━━━ DATASET RECORDS

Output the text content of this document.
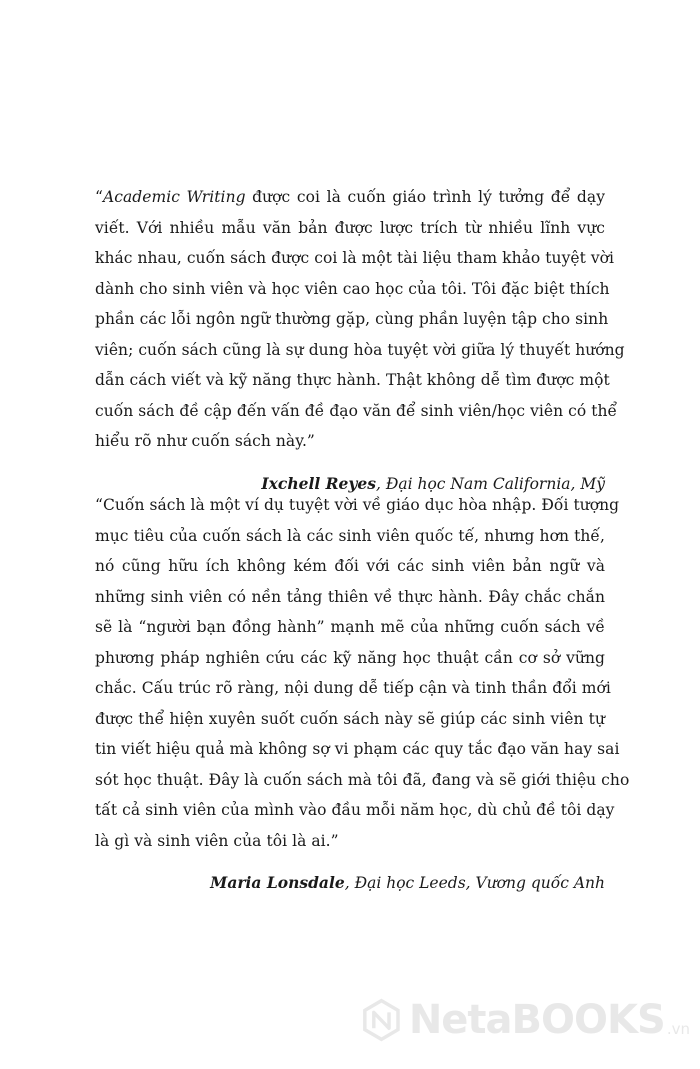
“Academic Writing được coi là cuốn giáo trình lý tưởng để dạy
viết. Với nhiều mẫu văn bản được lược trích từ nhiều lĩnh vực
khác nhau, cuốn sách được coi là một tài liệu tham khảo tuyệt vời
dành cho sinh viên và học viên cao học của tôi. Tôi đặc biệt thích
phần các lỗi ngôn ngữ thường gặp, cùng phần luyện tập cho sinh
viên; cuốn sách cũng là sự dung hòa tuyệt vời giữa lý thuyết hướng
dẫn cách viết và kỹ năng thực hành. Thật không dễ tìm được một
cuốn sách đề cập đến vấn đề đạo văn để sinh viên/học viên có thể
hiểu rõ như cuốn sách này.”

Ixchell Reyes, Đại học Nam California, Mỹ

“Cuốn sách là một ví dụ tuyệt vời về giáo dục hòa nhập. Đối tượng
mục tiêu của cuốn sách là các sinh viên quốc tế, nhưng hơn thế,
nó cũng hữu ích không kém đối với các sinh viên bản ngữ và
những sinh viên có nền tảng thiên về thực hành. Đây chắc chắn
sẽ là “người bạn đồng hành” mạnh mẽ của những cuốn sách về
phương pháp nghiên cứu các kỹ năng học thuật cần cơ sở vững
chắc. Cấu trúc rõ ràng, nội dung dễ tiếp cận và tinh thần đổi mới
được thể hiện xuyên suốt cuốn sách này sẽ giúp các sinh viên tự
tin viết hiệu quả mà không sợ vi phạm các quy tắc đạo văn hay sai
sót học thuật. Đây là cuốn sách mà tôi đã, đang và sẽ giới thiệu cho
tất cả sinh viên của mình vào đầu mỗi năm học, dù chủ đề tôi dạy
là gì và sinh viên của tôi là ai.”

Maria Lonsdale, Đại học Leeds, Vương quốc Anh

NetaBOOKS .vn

━━━━━━
━━━ DATASET RECORDS

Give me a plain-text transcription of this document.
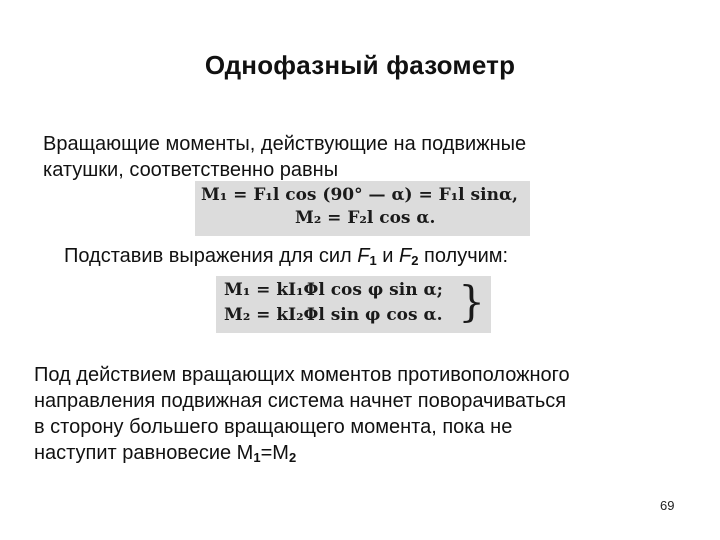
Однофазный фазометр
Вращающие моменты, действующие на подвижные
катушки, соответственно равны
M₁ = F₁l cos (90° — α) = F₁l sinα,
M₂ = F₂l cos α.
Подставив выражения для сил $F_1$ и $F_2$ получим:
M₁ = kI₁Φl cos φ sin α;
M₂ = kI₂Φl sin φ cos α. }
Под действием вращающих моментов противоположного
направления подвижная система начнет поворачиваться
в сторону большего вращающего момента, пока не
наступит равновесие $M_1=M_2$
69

━━━━━━

Report how many lines of the entries hold the string "giáo". Provide the number alone.

- **SOLUTION TO THIS TASK**
2